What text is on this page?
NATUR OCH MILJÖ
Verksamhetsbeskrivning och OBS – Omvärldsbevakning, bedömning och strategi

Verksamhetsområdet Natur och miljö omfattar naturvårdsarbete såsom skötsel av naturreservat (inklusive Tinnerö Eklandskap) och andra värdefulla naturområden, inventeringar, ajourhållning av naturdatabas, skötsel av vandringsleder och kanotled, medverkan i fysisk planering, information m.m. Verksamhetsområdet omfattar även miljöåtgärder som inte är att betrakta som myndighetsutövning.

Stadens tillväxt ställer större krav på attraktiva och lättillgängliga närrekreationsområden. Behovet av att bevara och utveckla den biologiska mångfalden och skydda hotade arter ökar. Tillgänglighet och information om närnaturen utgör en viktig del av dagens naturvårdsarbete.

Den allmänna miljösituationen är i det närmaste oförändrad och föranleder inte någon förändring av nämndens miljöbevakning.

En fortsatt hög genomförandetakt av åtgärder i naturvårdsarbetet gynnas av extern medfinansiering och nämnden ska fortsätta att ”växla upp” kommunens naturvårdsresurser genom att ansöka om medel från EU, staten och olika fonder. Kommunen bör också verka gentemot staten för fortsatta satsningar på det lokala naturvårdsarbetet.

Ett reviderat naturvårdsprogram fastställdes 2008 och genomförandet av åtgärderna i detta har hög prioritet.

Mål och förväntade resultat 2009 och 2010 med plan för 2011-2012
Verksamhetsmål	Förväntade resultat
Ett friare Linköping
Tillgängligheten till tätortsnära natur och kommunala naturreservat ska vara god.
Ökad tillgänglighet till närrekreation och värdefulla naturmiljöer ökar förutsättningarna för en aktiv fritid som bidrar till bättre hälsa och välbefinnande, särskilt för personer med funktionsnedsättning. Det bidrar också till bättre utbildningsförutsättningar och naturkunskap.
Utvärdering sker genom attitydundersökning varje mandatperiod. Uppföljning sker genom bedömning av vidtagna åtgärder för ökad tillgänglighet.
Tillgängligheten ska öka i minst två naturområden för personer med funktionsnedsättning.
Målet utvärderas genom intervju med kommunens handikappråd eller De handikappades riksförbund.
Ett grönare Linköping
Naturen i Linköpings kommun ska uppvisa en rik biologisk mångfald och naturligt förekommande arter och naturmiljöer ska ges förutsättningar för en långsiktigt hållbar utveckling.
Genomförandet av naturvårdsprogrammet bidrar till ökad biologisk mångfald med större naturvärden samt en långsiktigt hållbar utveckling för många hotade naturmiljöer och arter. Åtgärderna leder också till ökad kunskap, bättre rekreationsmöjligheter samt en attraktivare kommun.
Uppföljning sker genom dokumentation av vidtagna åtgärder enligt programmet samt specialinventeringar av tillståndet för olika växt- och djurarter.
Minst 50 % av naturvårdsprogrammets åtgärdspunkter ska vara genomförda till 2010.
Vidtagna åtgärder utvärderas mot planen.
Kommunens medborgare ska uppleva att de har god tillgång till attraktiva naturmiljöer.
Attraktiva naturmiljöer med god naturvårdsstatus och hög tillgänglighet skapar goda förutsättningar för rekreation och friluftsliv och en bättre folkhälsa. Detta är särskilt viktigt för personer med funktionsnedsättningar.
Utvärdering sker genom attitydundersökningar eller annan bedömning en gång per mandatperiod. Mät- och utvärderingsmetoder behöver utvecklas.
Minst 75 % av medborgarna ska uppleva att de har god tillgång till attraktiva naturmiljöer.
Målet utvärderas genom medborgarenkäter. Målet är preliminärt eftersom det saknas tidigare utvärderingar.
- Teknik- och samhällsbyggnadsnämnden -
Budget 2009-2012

* * * *

**EXERCISE BRIEF:** Reproduce the whole of the material exactly as shown.

**EXERCISE ANSWER:**
What text is on this page?
NATUR OCH MILJÖ
Verksamhetsbeskrivning och OBS – Omvärldsbevakning, bedömning och strategi

Verksamhetsområdet Natur och miljö omfattar naturvårdsarbete såsom skötsel av naturreservat (inklusive Tinnerö Eklandskap) och andra värdefulla naturområden, inventeringar, ajourhållning av naturdatabas, skötsel av vandringsleder och kanotled, medverkan i fysisk planering, information m.m. Verksamhetsområdet omfattar även miljöåtgärder som inte är att betrakta som myndighetsutövning.

Stadens tillväxt ställer större krav på attraktiva och lättillgängliga närrekreationsområden. Behovet av att bevara och utveckla den biologiska mångfalden och skydda hotade arter ökar. Tillgänglighet och information om närnaturen utgör en viktig del av dagens naturvårdsarbete.

Den allmänna miljösituationen är i det närmaste oförändrad och föranleder inte någon förändring av nämndens miljöbevakning.

En fortsatt hög genomförandetakt av åtgärder i naturvårdsarbetet gynnas av extern medfinansiering och nämnden ska fortsätta att ”växla upp” kommunens naturvårdsresurser genom att ansöka om medel från EU, staten och olika fonder. Kommunen bör också verka gentemot staten för fortsatta satsningar på det lokala naturvårdsarbetet.

Ett reviderat naturvårdsprogram fastställdes 2008 och genomförandet av åtgärderna i detta har hög prioritet.

Mål och förväntade resultat 2009 och 2010 med plan för 2011-2012
Verksamhetsmål	Förväntade resultat
Ett friare Linköping
Tillgängligheten till tätortsnära natur och kommunala naturreservat ska vara god.
Ökad tillgänglighet till närrekreation och värdefulla naturmiljöer ökar förutsättningarna för en aktiv fritid som bidrar till bättre hälsa och välbefinnande, särskilt för personer med funktionsnedsättning. Det bidrar också till bättre utbildningsförutsättningar och naturkunskap.
Utvärdering sker genom attitydundersökning varje mandatperiod. Uppföljning sker genom bedömning av vidtagna åtgärder för ökad tillgänglighet.
Tillgängligheten ska öka i minst två naturområden för personer med funktionsnedsättning.
Målet utvärderas genom intervju med kommunens handikappråd eller De handikappades riksförbund.
Ett grönare Linköping
Naturen i Linköpings kommun ska uppvisa en rik biologisk mångfald och naturligt förekommande arter och naturmiljöer ska ges förutsättningar för en långsiktigt hållbar utveckling.
Genomförandet av naturvårdsprogrammet bidrar till ökad biologisk mångfald med större naturvärden samt en långsiktigt hållbar utveckling för många hotade naturmiljöer och arter. Åtgärderna leder också till ökad kunskap, bättre rekreationsmöjligheter samt en attraktivare kommun.
Uppföljning sker genom dokumentation av vidtagna åtgärder enligt programmet samt specialinventeringar av tillståndet för olika växt- och djurarter.
Minst 50 % av naturvårdsprogrammets åtgärdspunkter ska vara genomförda till 2010.
Vidtagna åtgärder utvärderas mot planen.
Kommunens medborgare ska uppleva att de har god tillgång till attraktiva naturmiljöer.
Attraktiva naturmiljöer med god naturvårdsstatus och hög tillgänglighet skapar goda förutsättningar för rekreation och friluftsliv och en bättre folkhälsa. Detta är särskilt viktigt för personer med funktionsnedsättningar.
Utvärdering sker genom attitydundersökningar eller annan bedömning en gång per mandatperiod. Mät- och utvärderingsmetoder behöver utvecklas.
Minst 75 % av medborgarna ska uppleva att de har god tillgång till attraktiva naturmiljöer.
Målet utvärderas genom medborgarenkäter. Målet är preliminärt eftersom det saknas tidigare utvärderingar.
- Teknik- och samhällsbyggnadsnämnden -
Budget 2009-2012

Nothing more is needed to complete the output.